_What is being asked_
If a line in the data holds the string "section", list it.

======

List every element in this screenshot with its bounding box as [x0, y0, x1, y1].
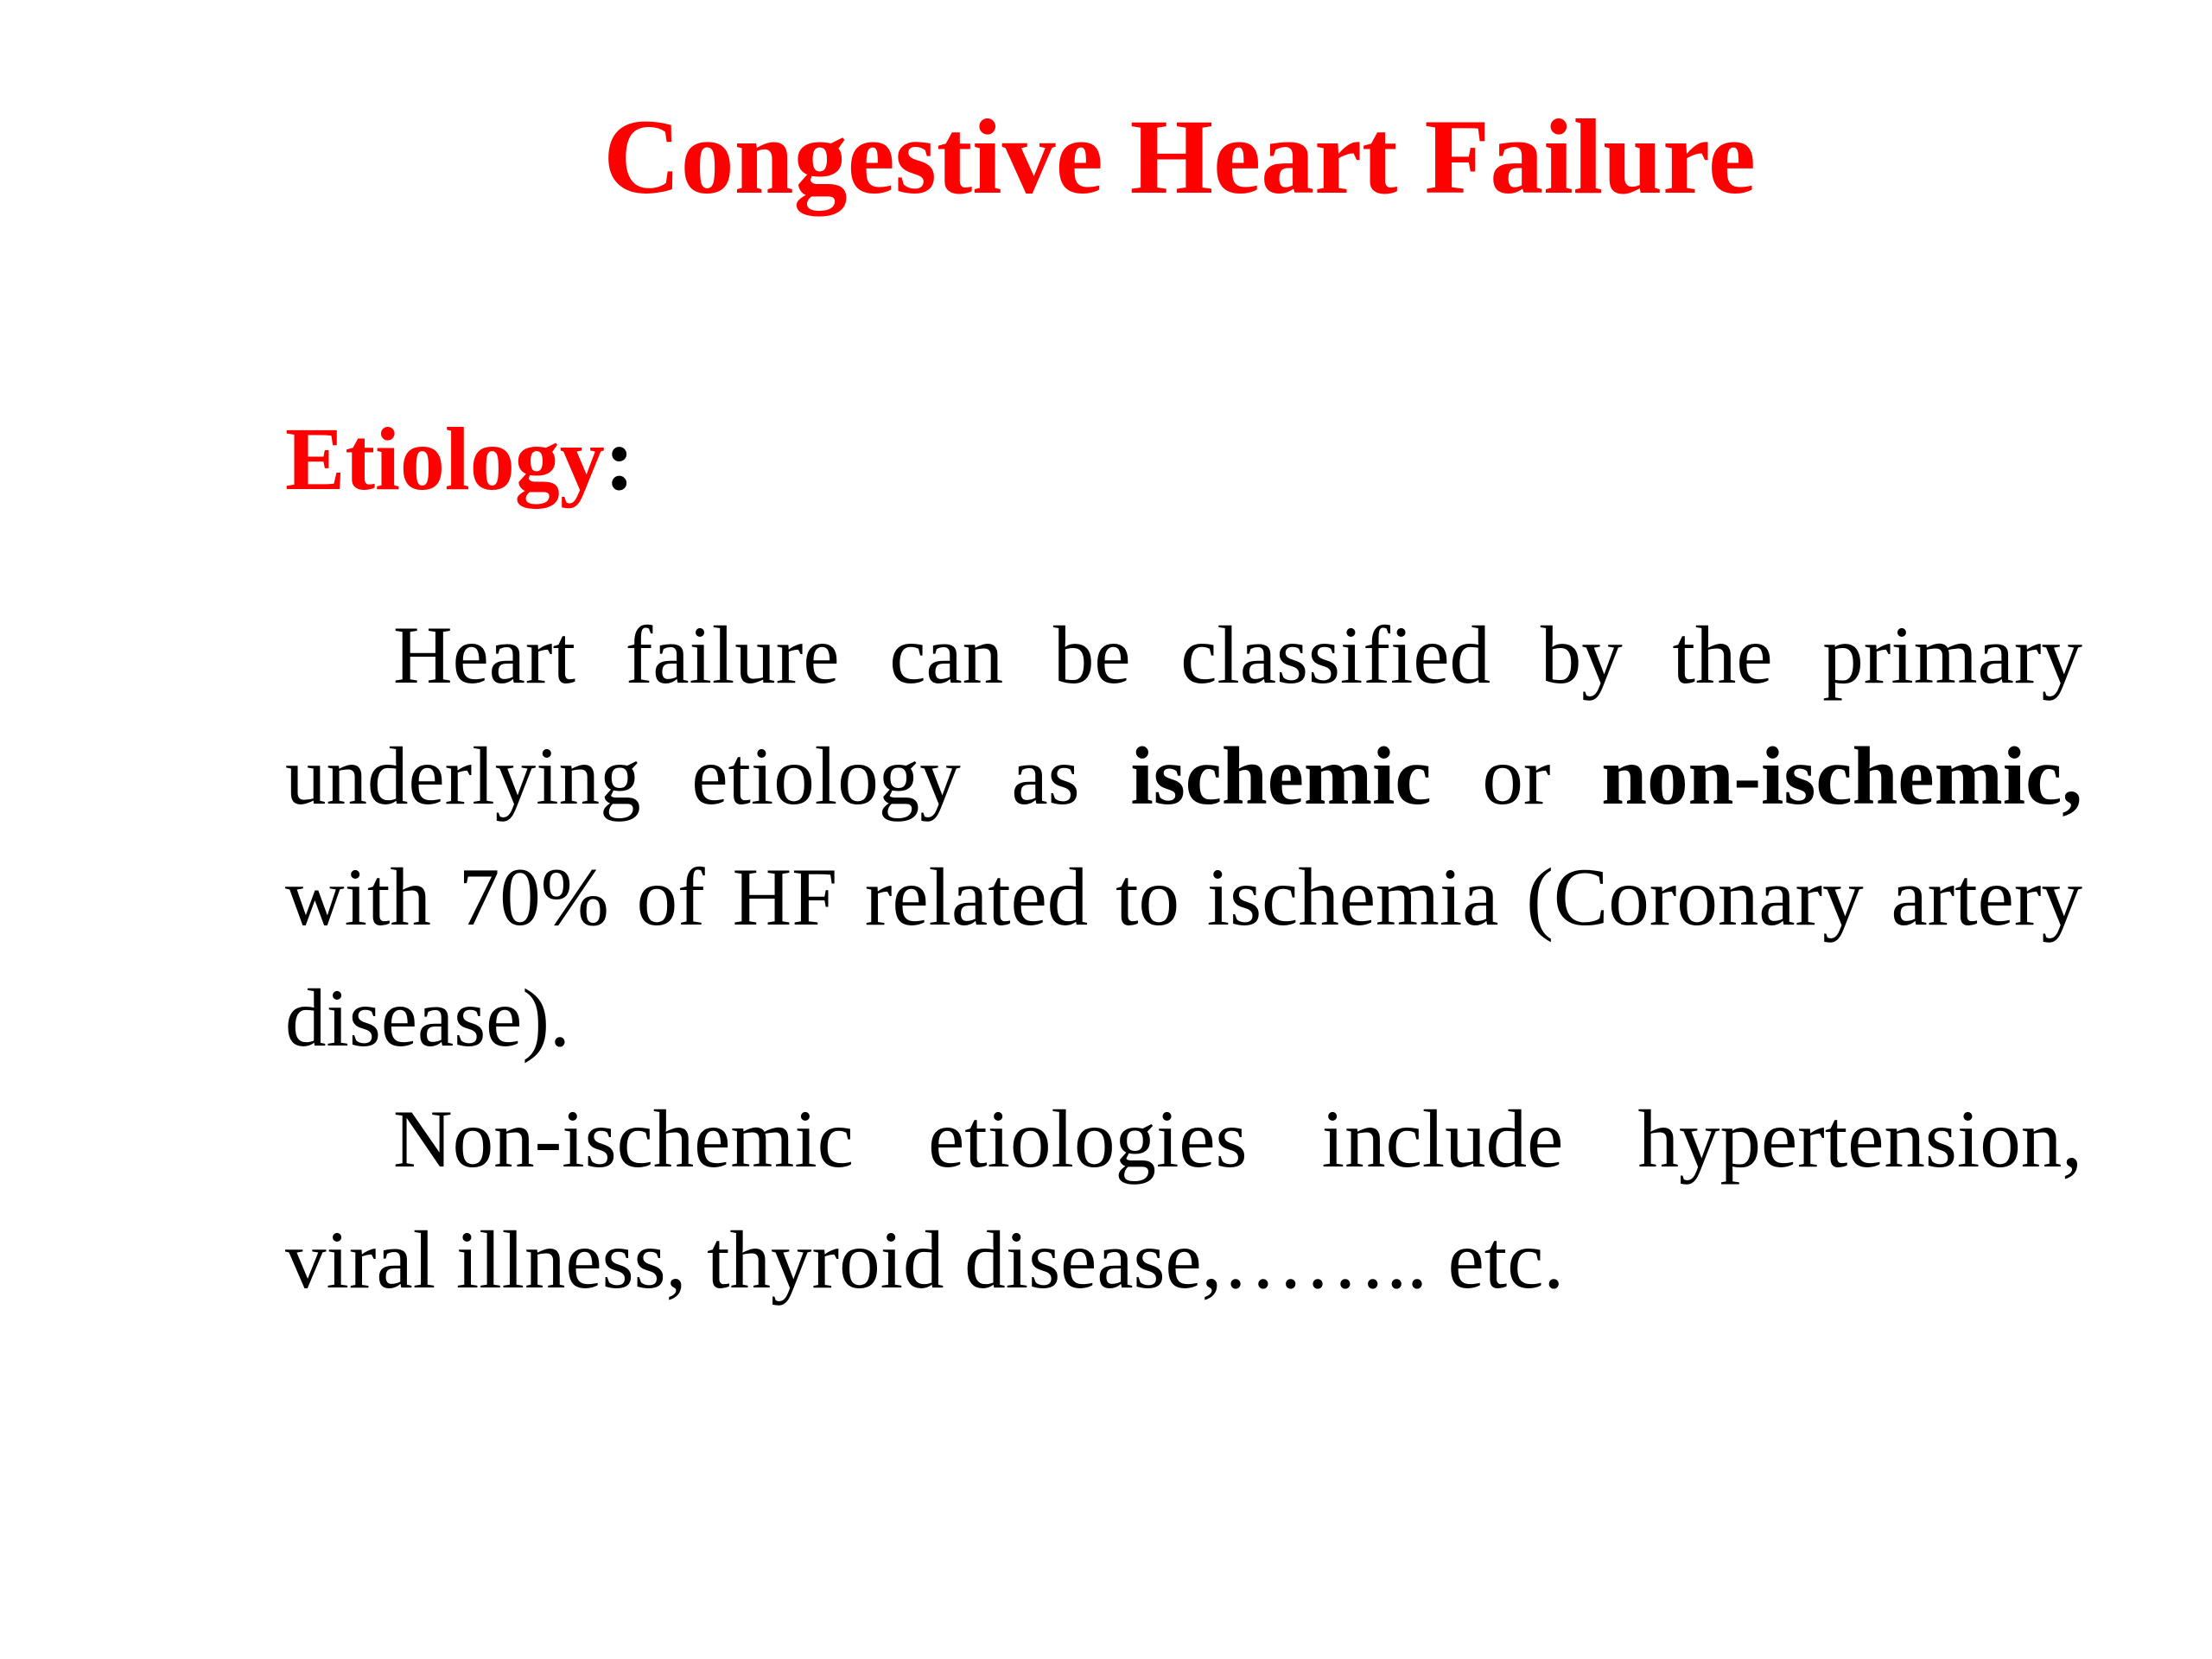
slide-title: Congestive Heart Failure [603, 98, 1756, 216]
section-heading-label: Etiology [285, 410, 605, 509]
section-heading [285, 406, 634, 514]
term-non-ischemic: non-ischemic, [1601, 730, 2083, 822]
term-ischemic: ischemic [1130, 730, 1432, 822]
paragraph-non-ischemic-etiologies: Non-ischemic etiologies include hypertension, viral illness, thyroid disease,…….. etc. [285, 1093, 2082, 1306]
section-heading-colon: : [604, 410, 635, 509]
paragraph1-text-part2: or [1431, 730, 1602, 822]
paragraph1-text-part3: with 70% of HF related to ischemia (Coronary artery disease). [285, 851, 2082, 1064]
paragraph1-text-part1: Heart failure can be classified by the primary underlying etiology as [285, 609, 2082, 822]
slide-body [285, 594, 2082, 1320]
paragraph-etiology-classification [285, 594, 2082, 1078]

======

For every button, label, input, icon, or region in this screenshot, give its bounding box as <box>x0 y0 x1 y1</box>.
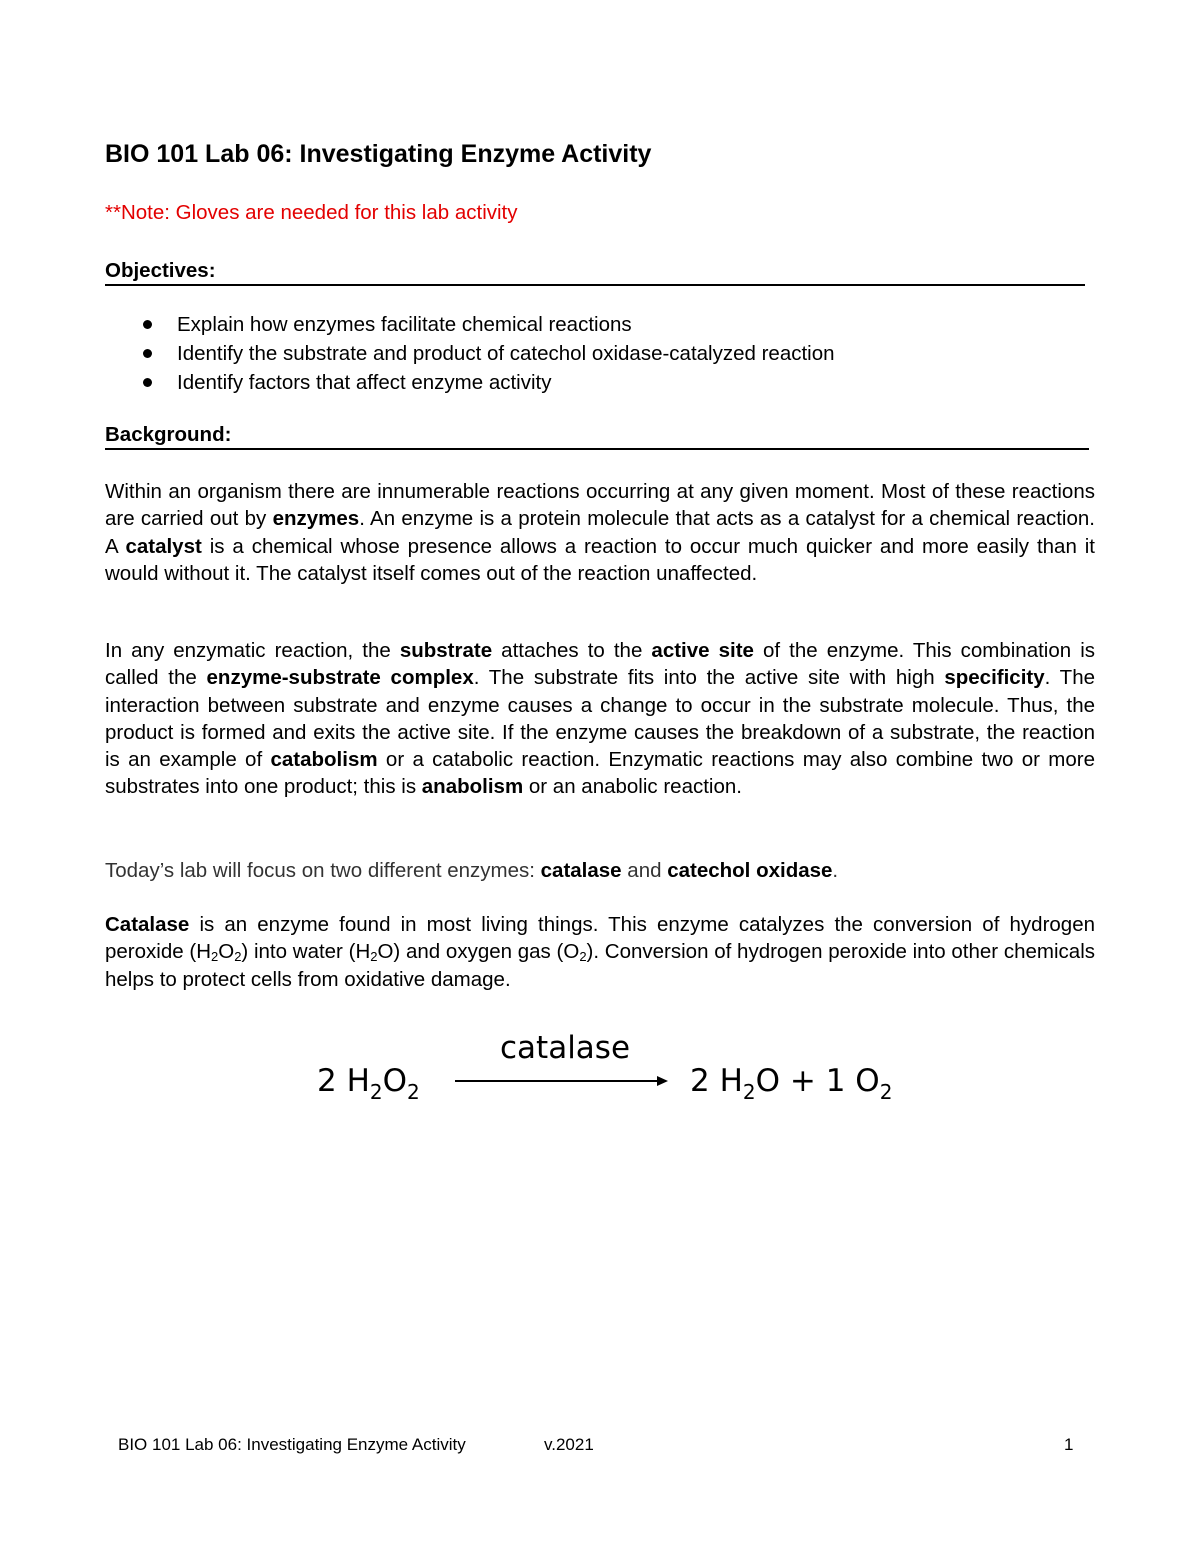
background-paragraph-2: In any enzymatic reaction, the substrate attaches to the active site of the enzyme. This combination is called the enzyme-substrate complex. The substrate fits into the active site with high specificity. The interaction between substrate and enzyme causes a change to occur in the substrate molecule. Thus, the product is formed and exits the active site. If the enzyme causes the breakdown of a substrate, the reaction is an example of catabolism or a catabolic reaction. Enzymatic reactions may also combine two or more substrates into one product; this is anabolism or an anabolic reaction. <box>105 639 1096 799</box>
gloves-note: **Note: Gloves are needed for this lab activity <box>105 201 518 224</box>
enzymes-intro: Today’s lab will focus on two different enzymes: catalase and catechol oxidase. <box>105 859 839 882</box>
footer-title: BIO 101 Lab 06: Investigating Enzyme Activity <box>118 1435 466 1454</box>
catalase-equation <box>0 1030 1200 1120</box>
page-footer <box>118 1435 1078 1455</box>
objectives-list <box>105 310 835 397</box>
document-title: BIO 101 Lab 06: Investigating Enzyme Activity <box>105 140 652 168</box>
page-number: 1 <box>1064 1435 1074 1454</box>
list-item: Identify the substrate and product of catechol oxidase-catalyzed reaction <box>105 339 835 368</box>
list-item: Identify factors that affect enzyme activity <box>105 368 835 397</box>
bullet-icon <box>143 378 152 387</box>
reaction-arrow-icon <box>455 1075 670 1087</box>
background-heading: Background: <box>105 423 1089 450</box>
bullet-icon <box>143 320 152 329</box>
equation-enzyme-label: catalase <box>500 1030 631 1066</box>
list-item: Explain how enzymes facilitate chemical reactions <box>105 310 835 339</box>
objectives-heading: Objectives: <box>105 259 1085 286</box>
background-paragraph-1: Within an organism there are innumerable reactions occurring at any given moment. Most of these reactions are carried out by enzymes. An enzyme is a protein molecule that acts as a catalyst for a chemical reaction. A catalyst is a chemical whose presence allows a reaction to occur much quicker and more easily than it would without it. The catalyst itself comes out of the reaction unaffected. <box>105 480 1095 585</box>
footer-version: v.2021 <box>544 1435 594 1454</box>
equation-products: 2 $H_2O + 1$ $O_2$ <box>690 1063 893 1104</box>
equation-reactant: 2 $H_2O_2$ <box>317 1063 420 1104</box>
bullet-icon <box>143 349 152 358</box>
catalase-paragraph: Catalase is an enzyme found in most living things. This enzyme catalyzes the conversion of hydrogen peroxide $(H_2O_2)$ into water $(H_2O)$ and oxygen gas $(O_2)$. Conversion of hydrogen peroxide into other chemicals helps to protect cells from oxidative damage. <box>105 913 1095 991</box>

======

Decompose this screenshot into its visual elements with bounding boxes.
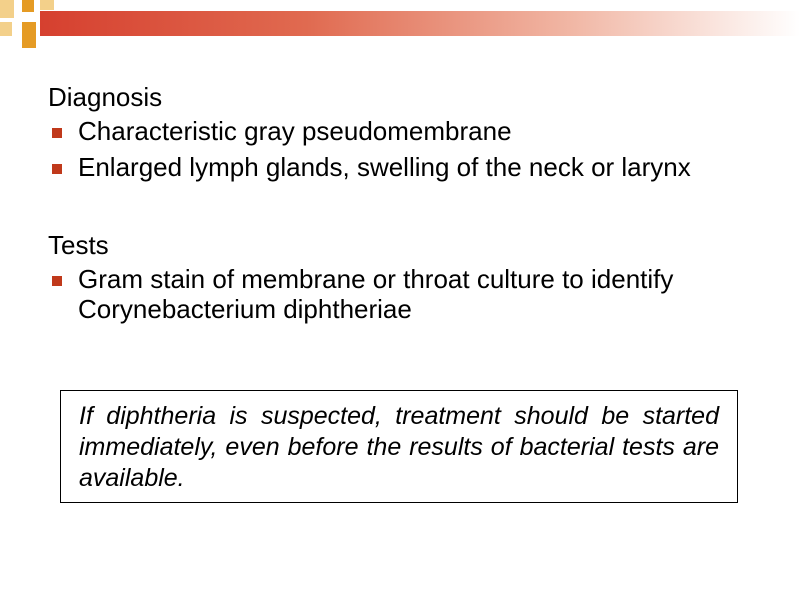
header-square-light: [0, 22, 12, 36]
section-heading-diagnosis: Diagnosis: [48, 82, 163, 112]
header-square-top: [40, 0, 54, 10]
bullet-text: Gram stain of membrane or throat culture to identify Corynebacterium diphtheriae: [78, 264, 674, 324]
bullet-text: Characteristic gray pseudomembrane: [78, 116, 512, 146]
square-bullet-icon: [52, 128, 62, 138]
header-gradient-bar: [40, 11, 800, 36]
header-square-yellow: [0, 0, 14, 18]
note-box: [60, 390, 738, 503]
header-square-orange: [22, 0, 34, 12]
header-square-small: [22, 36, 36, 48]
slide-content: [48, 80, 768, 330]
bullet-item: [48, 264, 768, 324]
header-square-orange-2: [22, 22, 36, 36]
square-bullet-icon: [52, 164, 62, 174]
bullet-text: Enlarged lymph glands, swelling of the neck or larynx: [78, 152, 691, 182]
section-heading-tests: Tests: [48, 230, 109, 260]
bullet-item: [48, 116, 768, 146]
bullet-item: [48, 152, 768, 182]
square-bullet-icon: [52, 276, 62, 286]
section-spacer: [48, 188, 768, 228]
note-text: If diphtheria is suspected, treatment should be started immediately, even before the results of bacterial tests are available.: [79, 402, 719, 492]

======

_Output for this task_
section-heading-label: Etiology [285, 410, 605, 509]
section-heading [285, 406, 634, 514]
section-heading-colon: : [604, 410, 635, 509]
section-heading-diagnosis: Diagnosis: [48, 82, 163, 112]
section-heading-tests: Tests: [48, 230, 109, 260]
section-spacer: [48, 188, 768, 228]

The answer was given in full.